Figure data in JSON

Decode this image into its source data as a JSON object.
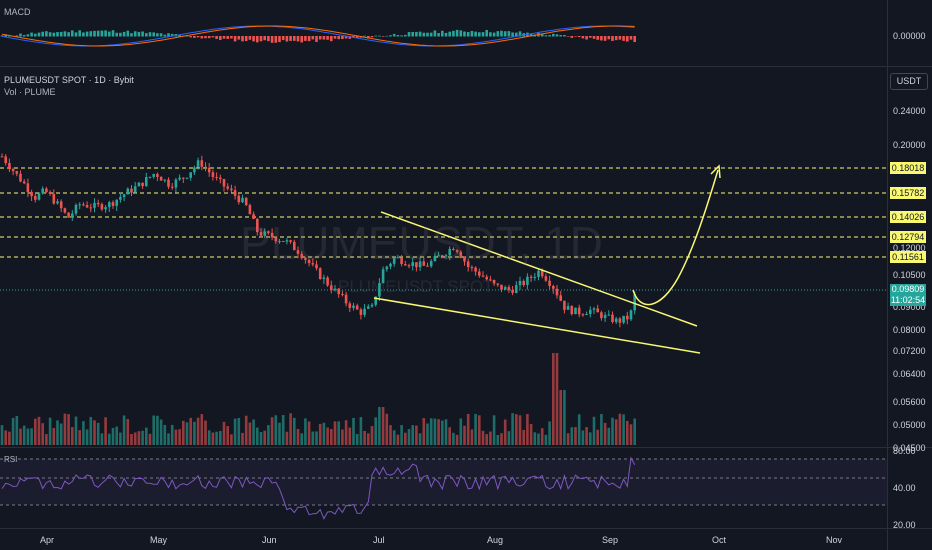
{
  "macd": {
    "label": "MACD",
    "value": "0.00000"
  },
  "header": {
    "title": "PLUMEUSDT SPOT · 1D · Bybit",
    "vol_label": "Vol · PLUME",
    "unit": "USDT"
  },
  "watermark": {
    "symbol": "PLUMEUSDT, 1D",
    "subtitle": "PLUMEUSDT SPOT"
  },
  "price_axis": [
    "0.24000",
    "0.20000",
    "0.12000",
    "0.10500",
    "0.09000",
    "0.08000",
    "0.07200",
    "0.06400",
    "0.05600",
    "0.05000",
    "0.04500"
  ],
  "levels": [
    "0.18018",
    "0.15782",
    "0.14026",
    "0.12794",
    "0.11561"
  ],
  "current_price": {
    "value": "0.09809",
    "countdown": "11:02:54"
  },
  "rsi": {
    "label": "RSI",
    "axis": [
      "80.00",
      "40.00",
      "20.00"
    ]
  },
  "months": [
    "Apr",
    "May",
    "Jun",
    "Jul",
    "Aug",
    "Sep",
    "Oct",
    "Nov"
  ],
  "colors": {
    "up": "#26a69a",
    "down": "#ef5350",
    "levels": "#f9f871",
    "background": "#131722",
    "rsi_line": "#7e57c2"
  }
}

- **DIRECTIONS**:
List all lines from the entries that include the word "SPOT".

- **RESPONSE**:
    "title": "PLUMEUSDT SPOT · 1D · Bybit",
    "subtitle": "PLUMEUSDT SPOT"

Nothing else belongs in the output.